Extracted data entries

::::

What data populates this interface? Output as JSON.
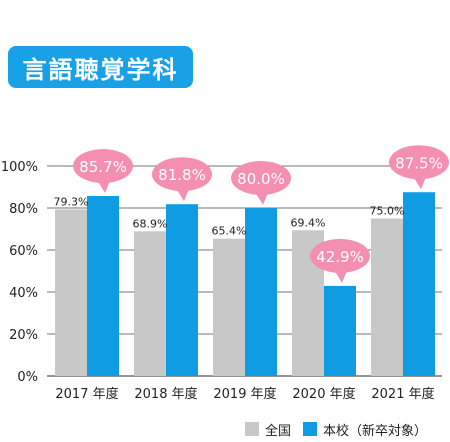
{
  "title": "言語聴覚学科",
  "chart_data": {
    "type": "bar",
    "categories": [
      "2017 年度",
      "2018 年度",
      "2019 年度",
      "2020 年度",
      "2021 年度"
    ],
    "series": [
      {
        "name": "全国",
        "values": [
          79.3,
          68.9,
          65.4,
          69.4,
          75.0
        ],
        "color": "#c8c8c8"
      },
      {
        "name": "本校（新卒対象）",
        "values": [
          85.7,
          81.8,
          80.0,
          42.9,
          87.5
        ],
        "color": "#0f9ce3"
      }
    ],
    "labels_national": [
      "79.3%",
      "68.9%",
      "65.4%",
      "69.4%",
      "75.0%"
    ],
    "labels_school": [
      "85.7%",
      "81.8%",
      "80.0%",
      "42.9%",
      "87.5%"
    ],
    "yticks": [
      "0%",
      "20%",
      "40%",
      "60%",
      "80%",
      "100%"
    ],
    "ylim": [
      0,
      100
    ],
    "grid": true,
    "legend_position": "bottom-right",
    "bubble_color": "#f48fb1"
  }
}
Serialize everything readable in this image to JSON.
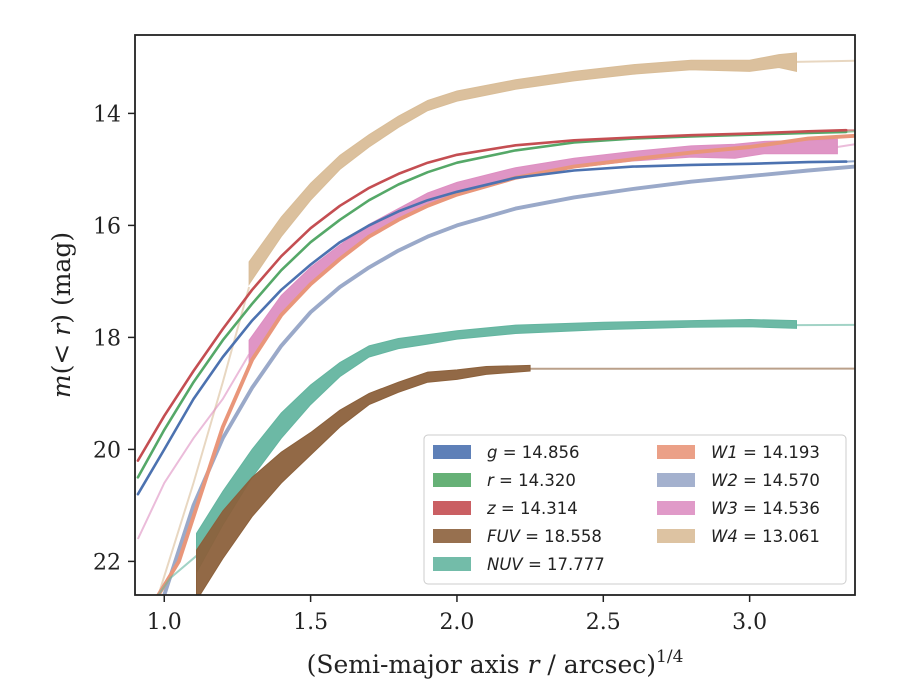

::::

__Description of the task__. The material above holds pictures; copy everything else in it exactly.

__Correct answer__.
What data populates this interface? Output as JSON.
{
  "title": "言語聴覚学科",
  "chart_data": {
    "type": "bar",
    "categories": [
      "2017 年度",
      "2018 年度",
      "2019 年度",
      "2020 年度",
      "2021 年度"
    ],
    "series": [
      {
        "name": "全国",
        "values": [
          79.3,
          68.9,
          65.4,
          69.4,
          75.0
        ],
        "color": "#c8c8c8"
      },
      {
        "name": "本校（新卒対象）",
        "values": [
          85.7,
          81.8,
          80.0,
          42.9,
          87.5
        ],
        "color": "#0f9ce3"
      }
    ],
    "labels_national": [
      "79.3%",
      "68.9%",
      "65.4%",
      "69.4%",
      "75.0%"
    ],
    "labels_school": [
      "85.7%",
      "81.8%",
      "80.0%",
      "42.9%",
      "87.5%"
    ],
    "yticks": [
      "0%",
      "20%",
      "40%",
      "60%",
      "80%",
      "100%"
    ],
    "ylim": [
      0,
      100
    ],
    "grid": true,
    "legend_position": "bottom-right",
    "bubble_color": "#f48fb1"
  }
}
Serialize everything readable in this image to JSON.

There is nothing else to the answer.